Items listed in a dataset
:::::

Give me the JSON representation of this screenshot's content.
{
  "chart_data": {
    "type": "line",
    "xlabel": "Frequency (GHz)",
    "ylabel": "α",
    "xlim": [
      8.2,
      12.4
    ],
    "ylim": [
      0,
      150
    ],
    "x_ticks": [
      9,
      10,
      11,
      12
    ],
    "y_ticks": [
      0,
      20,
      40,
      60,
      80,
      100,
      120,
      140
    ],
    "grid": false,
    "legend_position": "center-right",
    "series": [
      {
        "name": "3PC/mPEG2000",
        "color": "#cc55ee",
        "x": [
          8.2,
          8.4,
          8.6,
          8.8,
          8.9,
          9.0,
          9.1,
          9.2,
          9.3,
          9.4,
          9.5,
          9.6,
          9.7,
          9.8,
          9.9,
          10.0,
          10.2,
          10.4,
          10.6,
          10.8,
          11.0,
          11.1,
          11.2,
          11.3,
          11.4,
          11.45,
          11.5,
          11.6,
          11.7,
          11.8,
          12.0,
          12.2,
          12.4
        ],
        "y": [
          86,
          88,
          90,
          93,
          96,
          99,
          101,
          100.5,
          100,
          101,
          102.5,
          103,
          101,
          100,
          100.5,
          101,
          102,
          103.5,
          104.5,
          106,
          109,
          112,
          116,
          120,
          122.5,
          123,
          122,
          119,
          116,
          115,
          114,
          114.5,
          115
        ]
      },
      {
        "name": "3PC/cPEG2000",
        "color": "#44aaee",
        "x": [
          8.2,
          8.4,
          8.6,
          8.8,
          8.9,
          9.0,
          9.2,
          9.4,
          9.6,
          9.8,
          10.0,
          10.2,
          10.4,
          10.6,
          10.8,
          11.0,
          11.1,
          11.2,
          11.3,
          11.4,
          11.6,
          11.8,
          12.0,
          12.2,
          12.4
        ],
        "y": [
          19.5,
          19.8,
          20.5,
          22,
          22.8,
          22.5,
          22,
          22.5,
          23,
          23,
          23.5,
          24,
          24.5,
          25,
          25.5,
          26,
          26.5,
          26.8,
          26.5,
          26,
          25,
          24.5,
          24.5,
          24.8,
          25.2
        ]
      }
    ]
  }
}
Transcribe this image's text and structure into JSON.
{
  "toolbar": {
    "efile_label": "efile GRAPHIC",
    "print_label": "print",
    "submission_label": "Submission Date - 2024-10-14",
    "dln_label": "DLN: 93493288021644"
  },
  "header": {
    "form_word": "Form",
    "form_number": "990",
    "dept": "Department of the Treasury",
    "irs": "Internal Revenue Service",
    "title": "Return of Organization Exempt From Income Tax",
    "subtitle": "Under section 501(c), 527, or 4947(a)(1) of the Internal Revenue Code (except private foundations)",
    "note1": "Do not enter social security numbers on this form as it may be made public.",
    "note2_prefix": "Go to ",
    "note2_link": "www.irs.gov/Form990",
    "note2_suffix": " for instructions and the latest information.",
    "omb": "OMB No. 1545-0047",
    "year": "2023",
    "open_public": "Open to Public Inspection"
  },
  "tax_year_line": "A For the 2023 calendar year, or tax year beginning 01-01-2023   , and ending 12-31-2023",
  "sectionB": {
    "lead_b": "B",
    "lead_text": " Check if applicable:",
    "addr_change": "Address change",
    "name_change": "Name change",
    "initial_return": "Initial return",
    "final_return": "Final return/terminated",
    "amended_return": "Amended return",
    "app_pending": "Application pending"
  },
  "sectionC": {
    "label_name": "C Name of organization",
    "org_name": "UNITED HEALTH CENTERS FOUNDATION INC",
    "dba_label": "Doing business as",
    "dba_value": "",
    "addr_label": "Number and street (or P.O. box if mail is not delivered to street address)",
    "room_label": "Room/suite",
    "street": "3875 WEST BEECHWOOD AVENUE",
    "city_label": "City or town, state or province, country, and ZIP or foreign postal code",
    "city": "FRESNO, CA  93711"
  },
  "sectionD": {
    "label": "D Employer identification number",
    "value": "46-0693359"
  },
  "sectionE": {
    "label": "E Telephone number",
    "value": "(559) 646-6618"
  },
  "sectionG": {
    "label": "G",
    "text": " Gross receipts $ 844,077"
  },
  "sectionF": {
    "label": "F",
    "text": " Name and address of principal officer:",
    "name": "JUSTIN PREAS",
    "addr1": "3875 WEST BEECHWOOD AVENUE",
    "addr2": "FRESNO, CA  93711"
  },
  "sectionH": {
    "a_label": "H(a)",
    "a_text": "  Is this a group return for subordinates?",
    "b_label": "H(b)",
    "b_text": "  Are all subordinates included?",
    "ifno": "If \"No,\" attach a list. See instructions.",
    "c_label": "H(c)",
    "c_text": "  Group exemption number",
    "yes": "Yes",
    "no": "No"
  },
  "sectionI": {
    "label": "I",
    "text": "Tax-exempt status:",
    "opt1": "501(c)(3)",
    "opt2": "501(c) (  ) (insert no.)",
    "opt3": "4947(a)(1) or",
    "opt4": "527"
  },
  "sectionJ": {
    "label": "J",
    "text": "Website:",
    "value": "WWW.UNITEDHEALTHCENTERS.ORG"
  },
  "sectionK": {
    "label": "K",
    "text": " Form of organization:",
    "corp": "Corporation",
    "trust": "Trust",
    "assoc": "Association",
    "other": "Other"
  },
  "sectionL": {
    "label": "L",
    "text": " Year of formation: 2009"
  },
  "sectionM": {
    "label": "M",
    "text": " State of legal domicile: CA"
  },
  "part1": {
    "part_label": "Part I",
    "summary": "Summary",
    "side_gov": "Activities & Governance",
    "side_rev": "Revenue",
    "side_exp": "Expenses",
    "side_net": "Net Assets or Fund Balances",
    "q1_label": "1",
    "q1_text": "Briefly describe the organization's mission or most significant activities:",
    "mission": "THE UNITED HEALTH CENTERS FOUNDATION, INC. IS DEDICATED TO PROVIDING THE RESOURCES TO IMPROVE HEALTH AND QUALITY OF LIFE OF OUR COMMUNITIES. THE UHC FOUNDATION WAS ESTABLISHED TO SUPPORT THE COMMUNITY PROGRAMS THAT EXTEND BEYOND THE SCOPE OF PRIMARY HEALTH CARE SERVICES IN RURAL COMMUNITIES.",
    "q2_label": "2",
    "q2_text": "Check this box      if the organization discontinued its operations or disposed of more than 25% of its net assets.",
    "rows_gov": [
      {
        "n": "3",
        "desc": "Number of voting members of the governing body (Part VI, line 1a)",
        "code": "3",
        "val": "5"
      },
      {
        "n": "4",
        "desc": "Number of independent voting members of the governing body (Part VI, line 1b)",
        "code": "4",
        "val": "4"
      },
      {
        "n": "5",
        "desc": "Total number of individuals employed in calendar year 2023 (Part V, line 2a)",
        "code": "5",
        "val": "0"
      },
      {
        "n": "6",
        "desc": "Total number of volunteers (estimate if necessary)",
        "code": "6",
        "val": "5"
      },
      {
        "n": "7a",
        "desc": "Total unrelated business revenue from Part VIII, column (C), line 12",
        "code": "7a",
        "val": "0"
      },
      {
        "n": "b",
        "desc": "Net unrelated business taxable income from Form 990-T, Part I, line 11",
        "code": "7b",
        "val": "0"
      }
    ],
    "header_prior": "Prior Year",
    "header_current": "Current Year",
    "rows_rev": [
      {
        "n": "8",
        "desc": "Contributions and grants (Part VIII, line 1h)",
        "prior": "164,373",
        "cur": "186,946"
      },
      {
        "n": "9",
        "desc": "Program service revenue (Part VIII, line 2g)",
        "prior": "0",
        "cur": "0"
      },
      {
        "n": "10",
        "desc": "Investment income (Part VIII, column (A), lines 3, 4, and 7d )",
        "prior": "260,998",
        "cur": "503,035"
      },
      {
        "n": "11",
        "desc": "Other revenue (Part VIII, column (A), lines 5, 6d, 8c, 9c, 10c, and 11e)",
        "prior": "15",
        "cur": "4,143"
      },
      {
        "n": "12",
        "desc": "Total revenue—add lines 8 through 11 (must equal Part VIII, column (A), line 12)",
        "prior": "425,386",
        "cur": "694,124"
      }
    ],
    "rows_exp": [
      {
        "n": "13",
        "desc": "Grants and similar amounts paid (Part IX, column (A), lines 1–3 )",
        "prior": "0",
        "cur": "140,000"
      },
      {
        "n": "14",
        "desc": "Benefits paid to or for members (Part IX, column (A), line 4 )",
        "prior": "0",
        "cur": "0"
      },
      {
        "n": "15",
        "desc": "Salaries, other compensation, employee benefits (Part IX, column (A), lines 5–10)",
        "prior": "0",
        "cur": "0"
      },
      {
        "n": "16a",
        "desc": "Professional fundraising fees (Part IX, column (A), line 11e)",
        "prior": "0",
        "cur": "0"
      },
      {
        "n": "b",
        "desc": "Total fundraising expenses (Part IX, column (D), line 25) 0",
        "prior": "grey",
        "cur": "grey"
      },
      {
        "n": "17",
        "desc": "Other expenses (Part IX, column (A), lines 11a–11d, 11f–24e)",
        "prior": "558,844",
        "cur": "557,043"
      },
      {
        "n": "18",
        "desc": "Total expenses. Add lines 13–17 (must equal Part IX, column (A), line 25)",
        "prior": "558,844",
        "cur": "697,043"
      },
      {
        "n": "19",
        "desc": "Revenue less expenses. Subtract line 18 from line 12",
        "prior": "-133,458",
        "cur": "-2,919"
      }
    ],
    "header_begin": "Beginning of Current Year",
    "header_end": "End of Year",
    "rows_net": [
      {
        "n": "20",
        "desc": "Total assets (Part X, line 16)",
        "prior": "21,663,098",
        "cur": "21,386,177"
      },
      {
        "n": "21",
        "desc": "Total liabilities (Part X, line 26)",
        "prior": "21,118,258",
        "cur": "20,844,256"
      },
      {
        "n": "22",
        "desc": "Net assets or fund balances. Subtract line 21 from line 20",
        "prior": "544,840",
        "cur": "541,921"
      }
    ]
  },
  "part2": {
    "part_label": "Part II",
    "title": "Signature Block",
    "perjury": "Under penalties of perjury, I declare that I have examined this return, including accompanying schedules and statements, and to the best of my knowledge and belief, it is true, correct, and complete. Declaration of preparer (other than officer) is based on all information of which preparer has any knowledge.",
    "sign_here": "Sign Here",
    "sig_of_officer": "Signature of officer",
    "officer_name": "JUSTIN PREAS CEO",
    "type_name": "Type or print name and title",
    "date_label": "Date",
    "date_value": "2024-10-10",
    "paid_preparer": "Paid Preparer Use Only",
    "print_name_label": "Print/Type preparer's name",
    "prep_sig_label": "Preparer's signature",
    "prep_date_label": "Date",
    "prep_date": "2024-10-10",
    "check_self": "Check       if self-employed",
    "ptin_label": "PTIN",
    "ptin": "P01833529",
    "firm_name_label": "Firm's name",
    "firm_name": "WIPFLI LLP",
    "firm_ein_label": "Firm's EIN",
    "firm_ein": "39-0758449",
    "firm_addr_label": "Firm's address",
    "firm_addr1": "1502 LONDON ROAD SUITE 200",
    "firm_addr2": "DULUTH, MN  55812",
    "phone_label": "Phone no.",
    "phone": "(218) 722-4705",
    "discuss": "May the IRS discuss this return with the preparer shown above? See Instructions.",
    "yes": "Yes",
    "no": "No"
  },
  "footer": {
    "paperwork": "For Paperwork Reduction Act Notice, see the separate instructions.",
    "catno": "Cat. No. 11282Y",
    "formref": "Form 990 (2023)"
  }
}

:::::

▶ [Aim of the task] Where a line above includes "Internal", copy that line.

▶ [Response below]
    "irs": "Internal Revenue Service",
    "subtitle": "Under section 501(c), 527, or 4947(a)(1) of the Internal Revenue Code (except private foundations)",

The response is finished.